- **REQUEST**
Skip the pictures and extract all of the lines exactly as written.

- **DATA LISTING**
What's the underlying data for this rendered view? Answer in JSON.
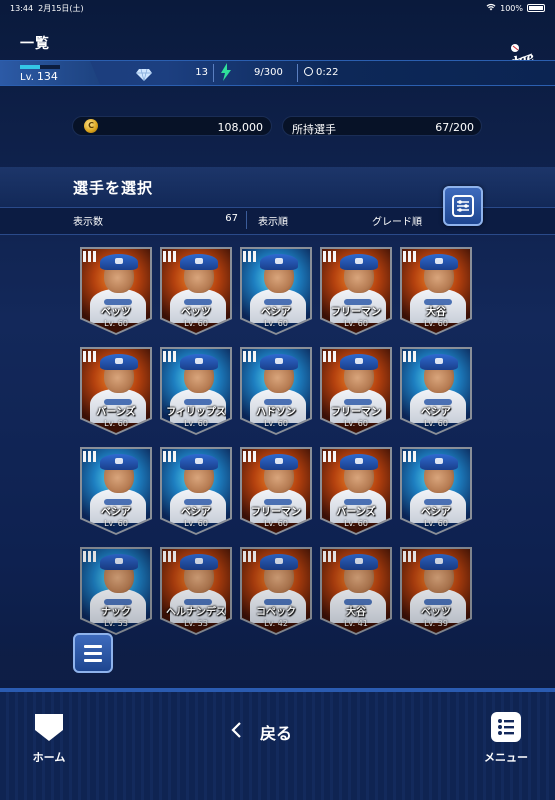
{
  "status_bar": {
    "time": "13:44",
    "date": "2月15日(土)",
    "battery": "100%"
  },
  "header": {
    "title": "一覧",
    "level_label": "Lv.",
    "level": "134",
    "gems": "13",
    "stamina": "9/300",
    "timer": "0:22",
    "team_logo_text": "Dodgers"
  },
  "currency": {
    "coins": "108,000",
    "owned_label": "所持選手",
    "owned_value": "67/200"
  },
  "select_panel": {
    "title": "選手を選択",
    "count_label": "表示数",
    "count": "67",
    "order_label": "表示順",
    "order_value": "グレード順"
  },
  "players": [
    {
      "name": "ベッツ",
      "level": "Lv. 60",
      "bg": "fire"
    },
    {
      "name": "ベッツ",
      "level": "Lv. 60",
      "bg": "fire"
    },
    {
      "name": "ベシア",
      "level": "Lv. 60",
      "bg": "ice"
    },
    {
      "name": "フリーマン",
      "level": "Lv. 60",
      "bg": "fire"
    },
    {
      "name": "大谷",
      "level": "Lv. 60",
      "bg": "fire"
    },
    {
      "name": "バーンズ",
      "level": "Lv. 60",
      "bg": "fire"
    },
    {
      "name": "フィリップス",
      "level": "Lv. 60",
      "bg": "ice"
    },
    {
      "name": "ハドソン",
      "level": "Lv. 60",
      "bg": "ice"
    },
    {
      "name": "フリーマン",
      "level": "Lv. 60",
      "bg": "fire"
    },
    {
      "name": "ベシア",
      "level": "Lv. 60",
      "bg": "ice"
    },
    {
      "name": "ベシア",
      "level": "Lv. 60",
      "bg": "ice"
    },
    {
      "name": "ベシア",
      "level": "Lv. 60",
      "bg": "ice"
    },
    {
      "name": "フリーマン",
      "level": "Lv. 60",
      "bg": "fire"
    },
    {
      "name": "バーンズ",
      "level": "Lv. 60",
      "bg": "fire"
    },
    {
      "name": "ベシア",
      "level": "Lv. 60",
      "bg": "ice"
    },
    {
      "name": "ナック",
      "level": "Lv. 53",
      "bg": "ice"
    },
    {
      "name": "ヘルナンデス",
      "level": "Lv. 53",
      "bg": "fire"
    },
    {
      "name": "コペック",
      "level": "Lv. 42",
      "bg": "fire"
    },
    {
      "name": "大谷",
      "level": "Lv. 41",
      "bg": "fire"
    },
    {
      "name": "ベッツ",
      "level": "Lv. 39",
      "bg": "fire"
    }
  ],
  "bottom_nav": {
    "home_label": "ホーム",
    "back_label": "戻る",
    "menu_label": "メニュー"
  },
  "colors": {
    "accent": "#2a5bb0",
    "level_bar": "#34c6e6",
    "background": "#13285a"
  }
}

- **CORRECT RESPONSE**
What's the underlying data for this rendered view? Answer in JSON.
{
  "status_bar": {
    "time": "13:44",
    "date": "2月15日(土)",
    "battery": "100%"
  },
  "header": {
    "title": "一覧",
    "level_label": "Lv.",
    "level": "134",
    "gems": "13",
    "stamina": "9/300",
    "timer": "0:22",
    "team_logo_text": "Dodgers"
  },
  "currency": {
    "coins": "108,000",
    "owned_label": "所持選手",
    "owned_value": "67/200"
  },
  "select_panel": {
    "title": "選手を選択",
    "count_label": "表示数",
    "count": "67",
    "order_label": "表示順",
    "order_value": "グレード順"
  },
  "players": [
    {
      "name": "ベッツ",
      "level": "Lv. 60",
      "bg": "fire"
    },
    {
      "name": "ベッツ",
      "level": "Lv. 60",
      "bg": "fire"
    },
    {
      "name": "ベシア",
      "level": "Lv. 60",
      "bg": "ice"
    },
    {
      "name": "フリーマン",
      "level": "Lv. 60",
      "bg": "fire"
    },
    {
      "name": "大谷",
      "level": "Lv. 60",
      "bg": "fire"
    },
    {
      "name": "バーンズ",
      "level": "Lv. 60",
      "bg": "fire"
    },
    {
      "name": "フィリップス",
      "level": "Lv. 60",
      "bg": "ice"
    },
    {
      "name": "ハドソン",
      "level": "Lv. 60",
      "bg": "ice"
    },
    {
      "name": "フリーマン",
      "level": "Lv. 60",
      "bg": "fire"
    },
    {
      "name": "ベシア",
      "level": "Lv. 60",
      "bg": "ice"
    },
    {
      "name": "ベシア",
      "level": "Lv. 60",
      "bg": "ice"
    },
    {
      "name": "ベシア",
      "level": "Lv. 60",
      "bg": "ice"
    },
    {
      "name": "フリーマン",
      "level": "Lv. 60",
      "bg": "fire"
    },
    {
      "name": "バーンズ",
      "level": "Lv. 60",
      "bg": "fire"
    },
    {
      "name": "ベシア",
      "level": "Lv. 60",
      "bg": "ice"
    },
    {
      "name": "ナック",
      "level": "Lv. 53",
      "bg": "ice"
    },
    {
      "name": "ヘルナンデス",
      "level": "Lv. 53",
      "bg": "fire"
    },
    {
      "name": "コペック",
      "level": "Lv. 42",
      "bg": "fire"
    },
    {
      "name": "大谷",
      "level": "Lv. 41",
      "bg": "fire"
    },
    {
      "name": "ベッツ",
      "level": "Lv. 39",
      "bg": "fire"
    }
  ],
  "bottom_nav": {
    "home_label": "ホーム",
    "back_label": "戻る",
    "menu_label": "メニュー"
  },
  "colors": {
    "accent": "#2a5bb0",
    "level_bar": "#34c6e6",
    "background": "#13285a"
  }
}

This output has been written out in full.